BEGIN Data for this task

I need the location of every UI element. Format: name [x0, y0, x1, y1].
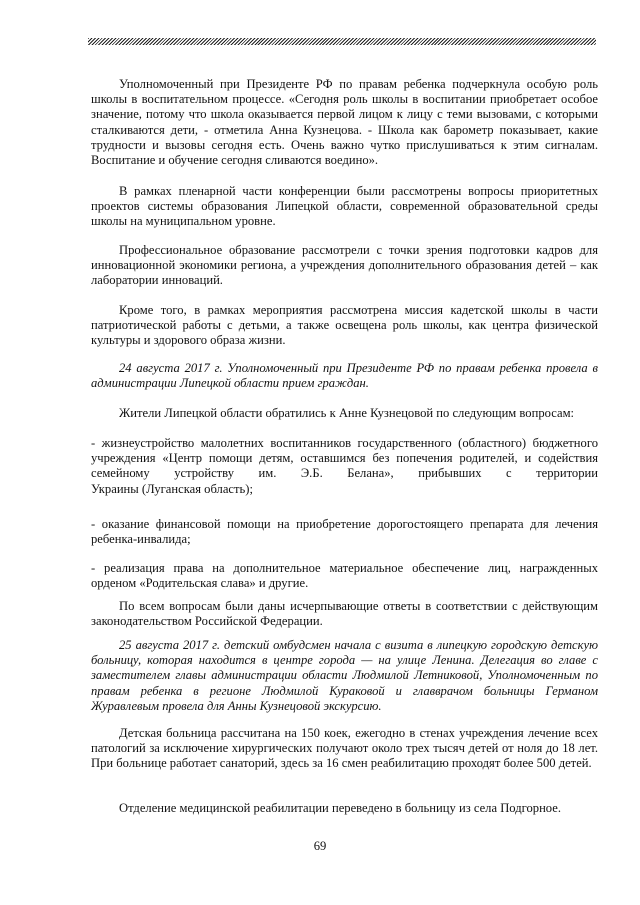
- list-item-guardianship-continuation: Украины (Луганская область);: [91, 481, 253, 496]
- paragraph-aug24-reception: 24 августа 2017 г. Уполномоченный при Президенте РФ по правам ребенка провела в администрации Липецкой области прием граждан.: [91, 361, 598, 391]
- paragraph-answers-given: По всем вопросам были даны исчерпывающие ответы в соответствии с действующим законодательством Российской Федерации.: [91, 599, 598, 629]
- paragraph-aug25-hospital-visit: 25 августа 2017 г. детский омбудсмен начала с визита в липецкую городскую детскую больницу, которая находится в центре города — на улице Ленина. Делегация во главе с заместителем главы администрации области Людмилой Летниковой, Уполномоченным по правам ребенка в регионе Людмилой Кураковой и главврачом больницы Германом Журавлевым провела для Анны Кузнецовой экскурсию.: [91, 638, 598, 713]
- paragraph-residents-appeal: Жители Липецкой области обратились к Анне Кузнецовой по следующим вопросам:: [119, 406, 575, 420]
- page-number: 69: [313, 839, 327, 853]
- paragraph-plenary: В рамках пленарной части конференции были рассмотрены вопросы приоритетных проектов системы образования Липецкой области, современной образовательной среды школы на муниципальном уровне.: [91, 184, 598, 229]
- paragraph-hospital-capacity: Детская больница рассчитана на 150 коек, ежегодно в стенах учреждения лечение всех патологий за исключение хирургических получают около трех тысяч детей от ноля до 18 лет. При больнице работает санаторий, здесь за 16 смен реабилитацию проходят более 500 детей.: [91, 726, 598, 771]
- paragraph-professional-education: Профессиональное образование рассмотрели с точки зрения подготовки кадров для инновационной экономики региона, а учреждения дополнительного образования детей – как лаборатории инноваций.: [91, 243, 598, 288]
- paragraph-cadet-school: Кроме того, в рамках мероприятия рассмотрена миссия кадетской школы в части патриотической работы с детьми, а также освещена роль школы, как центра физической культуры и здорового образа жизни.: [91, 303, 598, 348]
- header-hatched-rule: [88, 38, 596, 45]
- list-item-parental-glory: - реализация права на дополнительное материальное обеспечение лиц, награжденных орденом «Родительская слава» и другие.: [91, 561, 598, 591]
- list-item-guardianship: [91, 436, 598, 497]
- list-item-guardianship-text: - жизнеустройство малолетних воспитанников государственного (областного) бюджетного учреждения «Центр помощи детям, оставшимся без попечения родителей, и содействия семейному устройству им. Э.Б. Белана», прибывших с территории: [91, 436, 598, 481]
- list-item-financial-aid: - оказание финансовой помощи на приобретение дорогостоящего препарата для лечения ребенка-инвалида;: [91, 517, 598, 547]
- paragraph-rehab-department: Отделение медицинской реабилитации переведено в больницу из села Подгорное.: [119, 801, 561, 815]
- paragraph-ombudsman-quote: Уполномоченный при Президенте РФ по правам ребенка подчеркнула особую роль школы в воспитательном процессе. «Сегодня роль школы в воспитании приобретает особое значение, потому что школа оказывается первой лицом к лицу с теми вызовами, с которыми сталкиваются дети, - отметила Анна Кузнецова. - Школа как барометр показывает, какие трудности и вызовы сегодня есть. Очень важно чутко прислушиваться к этим сигналам. Воспитание и обучение сегодня сливаются воедино».: [91, 77, 598, 168]
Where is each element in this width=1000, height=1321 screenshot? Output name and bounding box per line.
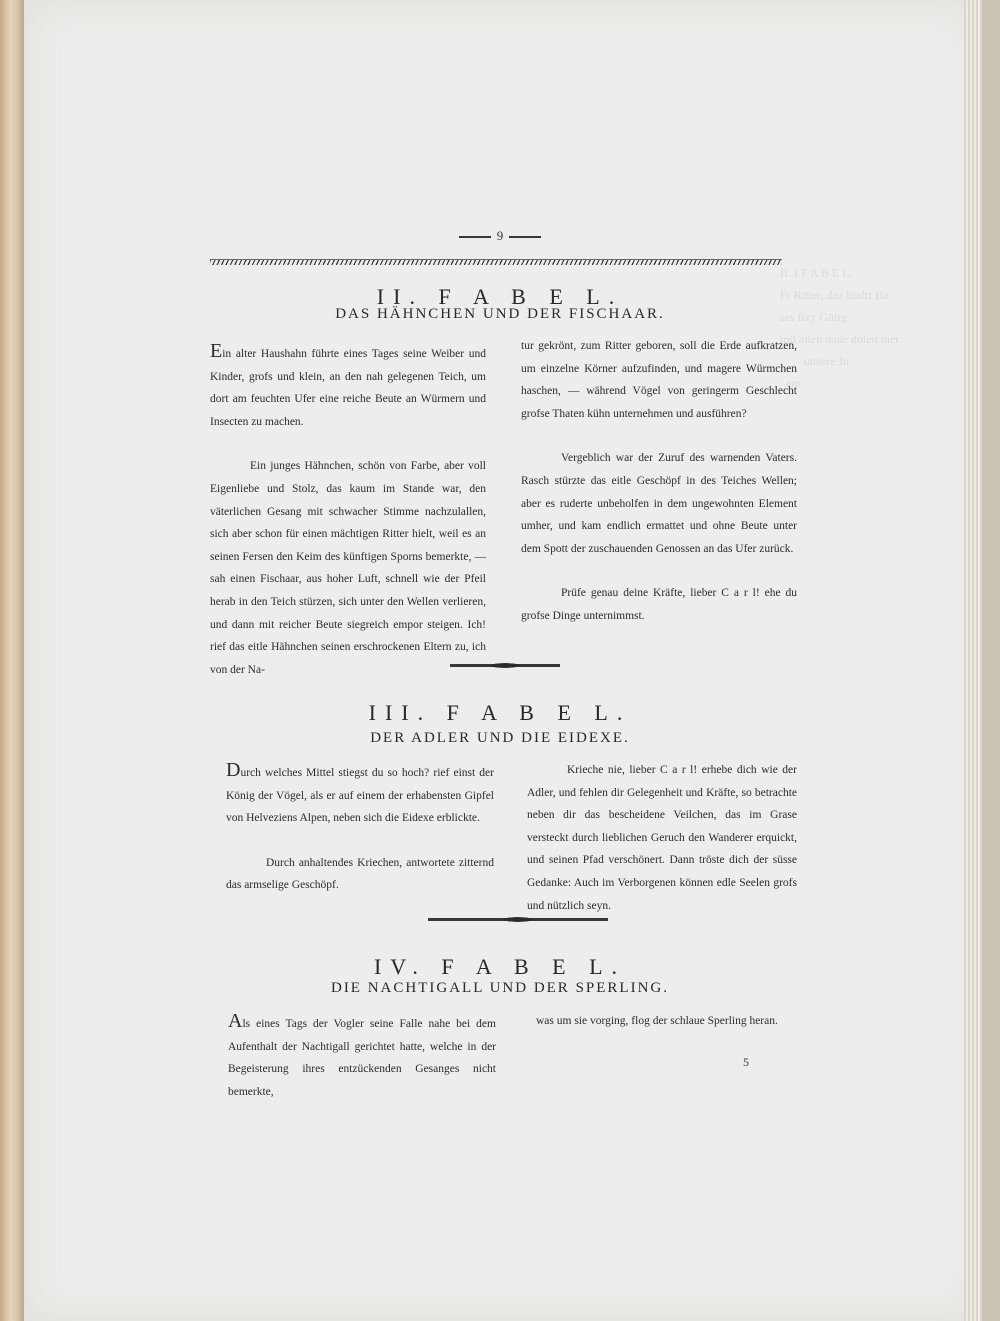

END Data for this task

**Request:** Identify every line in the rows above that contains the word "Уполномоченный", and copy each such line in full. Matching is case-sensitive.

**Expected answer:**
- paragraph-aug24-reception: 24 августа 2017 г. Уполномоченный при Президенте РФ по правам ребенка провела в администрации Липецкой области прием граждан.: [91, 361, 598, 391]
- paragraph-ombudsman-quote: Уполномоченный при Президенте РФ по правам ребенка подчеркнула особую роль школы в воспитательном процессе. «Сегодня роль школы в воспитании приобретает особое значение, потому что школа оказывается первой лицом к лицу с теми вызовами, с которыми сталкиваются дети, - отметила Анна Кузнецова. - Школа как барометр показывает, какие трудности и вызовы сегодня есть. Очень важно чутко прислушиваться к этим сигналам. Воспитание и обучение сегодня сливаются воедино».: [91, 77, 598, 168]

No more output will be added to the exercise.